• _What you will do_
In your copy, repeat the records exactly and leave out the pictures.

• _Dataset extract_
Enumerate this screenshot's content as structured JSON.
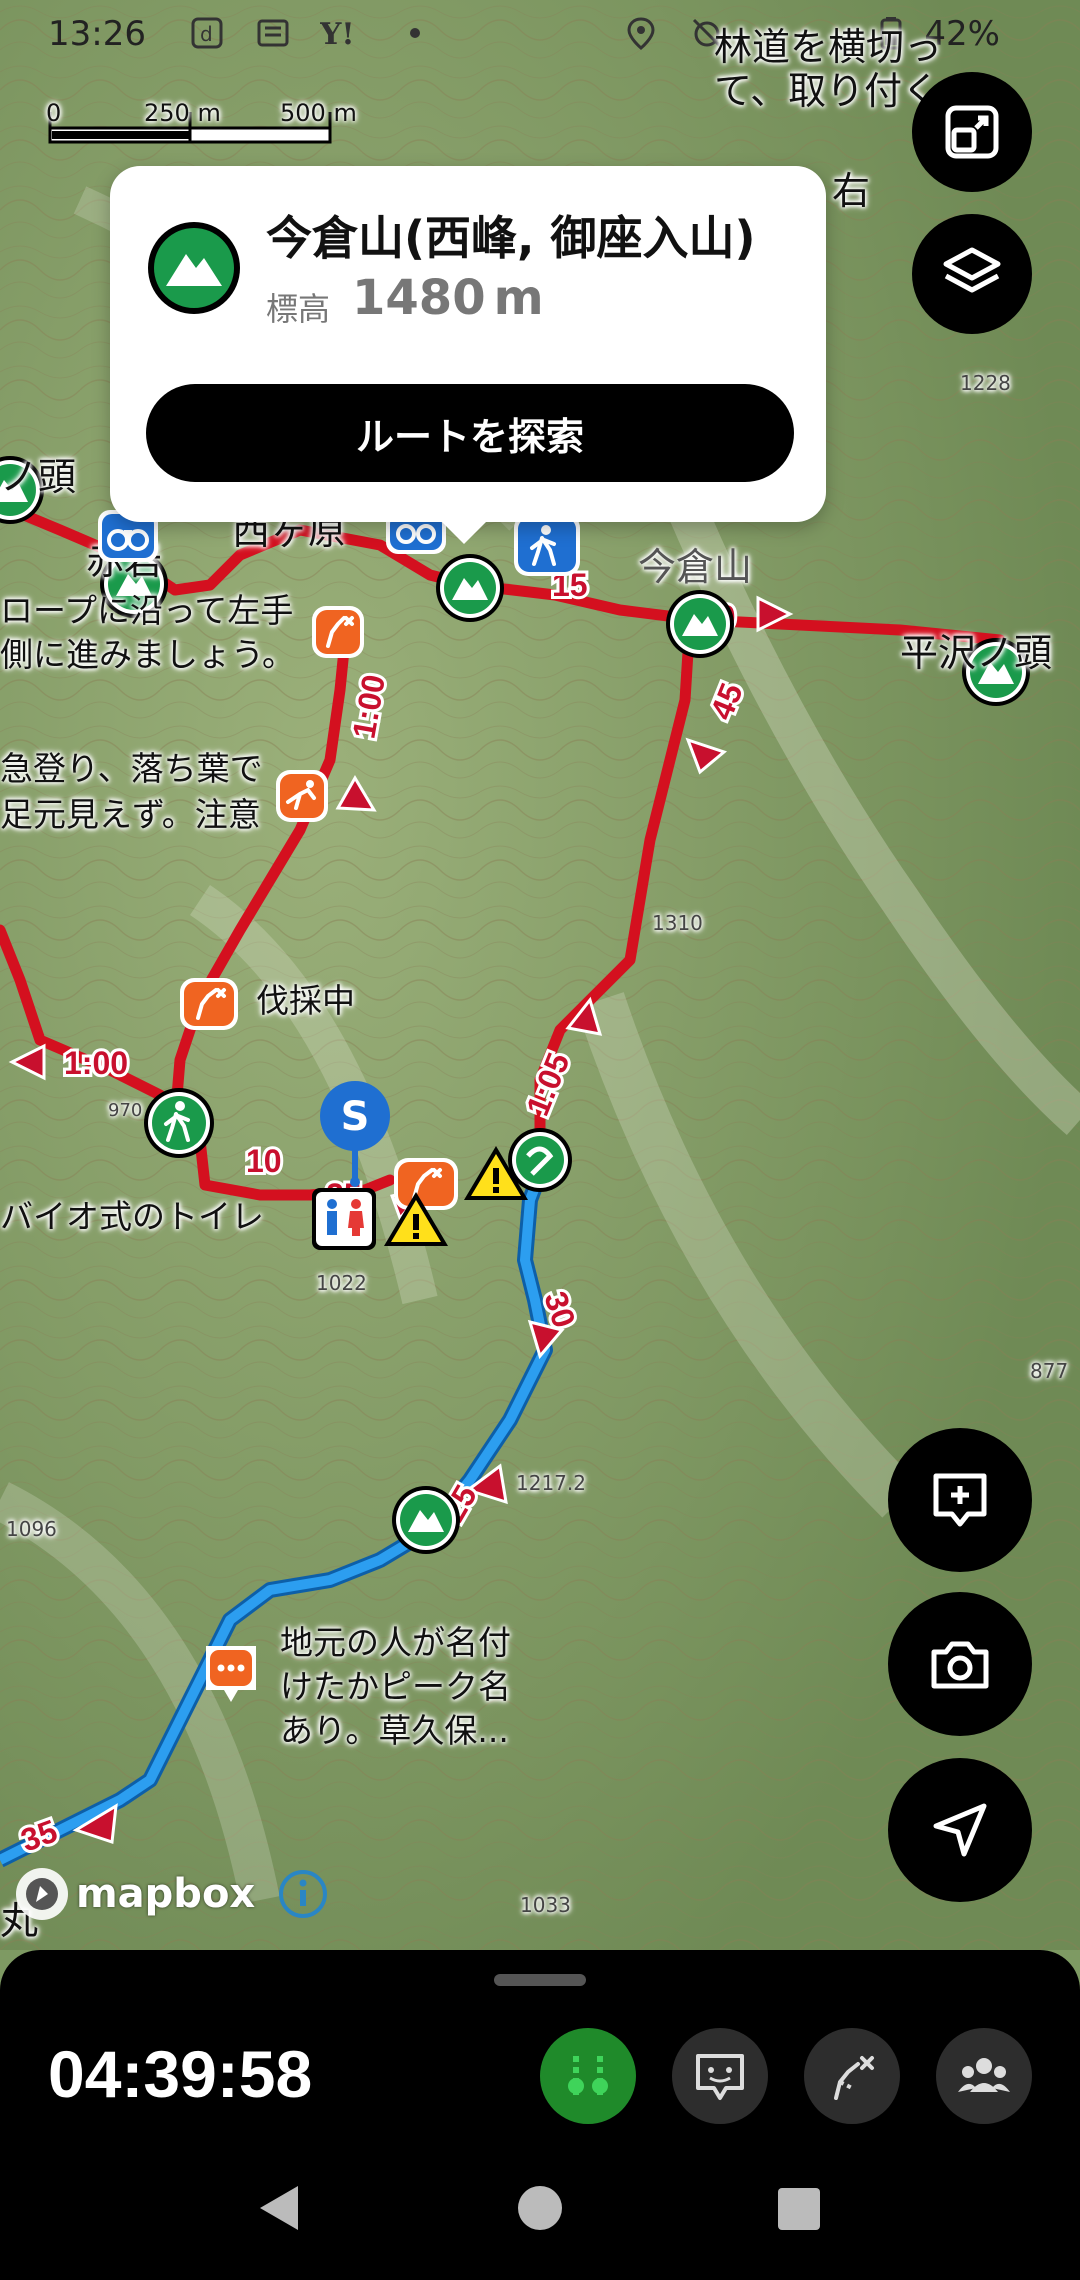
{
  "status_bar": {
    "time": "13:26",
    "battery": "42%",
    "icons": [
      "docomo-d-icon",
      "news-icon",
      "yahoo-icon",
      "dot-icon",
      "location-icon",
      "alarm-off-icon",
      "battery-icon"
    ]
  },
  "scale_bar": {
    "zero": "0",
    "mid": "250 m",
    "end": "500 m"
  },
  "popup": {
    "title": "今倉山(西峰, 御座入山)",
    "elevation_label": "標高",
    "elevation_value": "1480",
    "elevation_unit": "m",
    "button_label": "ルートを探索",
    "icon": "mountain-peak-icon"
  },
  "map_labels": {
    "top_right_1": "林道を横切っ",
    "top_right_2": "て、取り付く",
    "top_right_3": "右",
    "left_peak": "ノ頭",
    "akaiwa": "赤岩",
    "shiratobara": "西ヶ原",
    "rope_1": "ロープに沿って左手",
    "rope_2": "側に進みましょう。",
    "climb_1": "急登り、落ち葉で",
    "climb_2": "足元見えず。注意",
    "logging": "伐採中",
    "toilet": "バイオ式のトイレ",
    "imakurayama_map": "今倉山",
    "hirasawa": "平沢ノ頭",
    "local_1": "地元の人が名付",
    "local_2": "けたかピーク名",
    "local_3": "あり。草久保...",
    "maru": "丸",
    "elev_1228": "1228",
    "elev_1310": "1310",
    "elev_1022": "1022",
    "elev_1217": "1217.2",
    "elev_1096": "1096",
    "elev_1033": "1033",
    "elev_877": "877",
    "elev_970": "970"
  },
  "route_times": {
    "t15": "15",
    "t20": "20",
    "t45": "45",
    "t100a": "1:00",
    "t100b": "1:00",
    "t105": "1:05",
    "t10": "10",
    "t25a": "25",
    "t30": "30",
    "t25b": "25",
    "t35": "35"
  },
  "start_marker": "S",
  "attribution": {
    "brand": "mapbox",
    "info": "i"
  },
  "right_buttons": [
    "expand-icon",
    "layers-icon",
    "add-memo-icon",
    "camera-icon",
    "navigate-icon"
  ],
  "bottom_panel": {
    "timer": "04:39:58",
    "tools": [
      "route-pins-icon",
      "chat-icon",
      "route-branch-icon",
      "group-icon"
    ]
  },
  "colors": {
    "route_red": "#d4101f",
    "route_blue": "#1e8fe0",
    "peak_green": "#1a9a4b",
    "map_green": "#7e9a63"
  }
}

• _Exercise response_
Enumerate this screenshot's content as structured JSON.
{
  "status_bar": {
    "time": "13:26",
    "battery": "42%",
    "icons": [
      "docomo-d-icon",
      "news-icon",
      "yahoo-icon",
      "dot-icon",
      "location-icon",
      "alarm-off-icon",
      "battery-icon"
    ]
  },
  "scale_bar": {
    "zero": "0",
    "mid": "250 m",
    "end": "500 m"
  },
  "popup": {
    "title": "今倉山(西峰, 御座入山)",
    "elevation_label": "標高",
    "elevation_value": "1480",
    "elevation_unit": "m",
    "button_label": "ルートを探索",
    "icon": "mountain-peak-icon"
  },
  "map_labels": {
    "top_right_1": "林道を横切っ",
    "top_right_2": "て、取り付く",
    "top_right_3": "右",
    "left_peak": "ノ頭",
    "akaiwa": "赤岩",
    "shiratobara": "西ヶ原",
    "rope_1": "ロープに沿って左手",
    "rope_2": "側に進みましょう。",
    "climb_1": "急登り、落ち葉で",
    "climb_2": "足元見えず。注意",
    "logging": "伐採中",
    "toilet": "バイオ式のトイレ",
    "imakurayama_map": "今倉山",
    "hirasawa": "平沢ノ頭",
    "local_1": "地元の人が名付",
    "local_2": "けたかピーク名",
    "local_3": "あり。草久保...",
    "maru": "丸",
    "elev_1228": "1228",
    "elev_1310": "1310",
    "elev_1022": "1022",
    "elev_1217": "1217.2",
    "elev_1096": "1096",
    "elev_1033": "1033",
    "elev_877": "877",
    "elev_970": "970"
  },
  "route_times": {
    "t15": "15",
    "t20": "20",
    "t45": "45",
    "t100a": "1:00",
    "t100b": "1:00",
    "t105": "1:05",
    "t10": "10",
    "t25a": "25",
    "t30": "30",
    "t25b": "25",
    "t35": "35"
  },
  "start_marker": "S",
  "attribution": {
    "brand": "mapbox",
    "info": "i"
  },
  "right_buttons": [
    "expand-icon",
    "layers-icon",
    "add-memo-icon",
    "camera-icon",
    "navigate-icon"
  ],
  "bottom_panel": {
    "timer": "04:39:58",
    "tools": [
      "route-pins-icon",
      "chat-icon",
      "route-branch-icon",
      "group-icon"
    ]
  },
  "colors": {
    "route_red": "#d4101f",
    "route_blue": "#1e8fe0",
    "peak_green": "#1a9a4b",
    "map_green": "#7e9a63"
  }
}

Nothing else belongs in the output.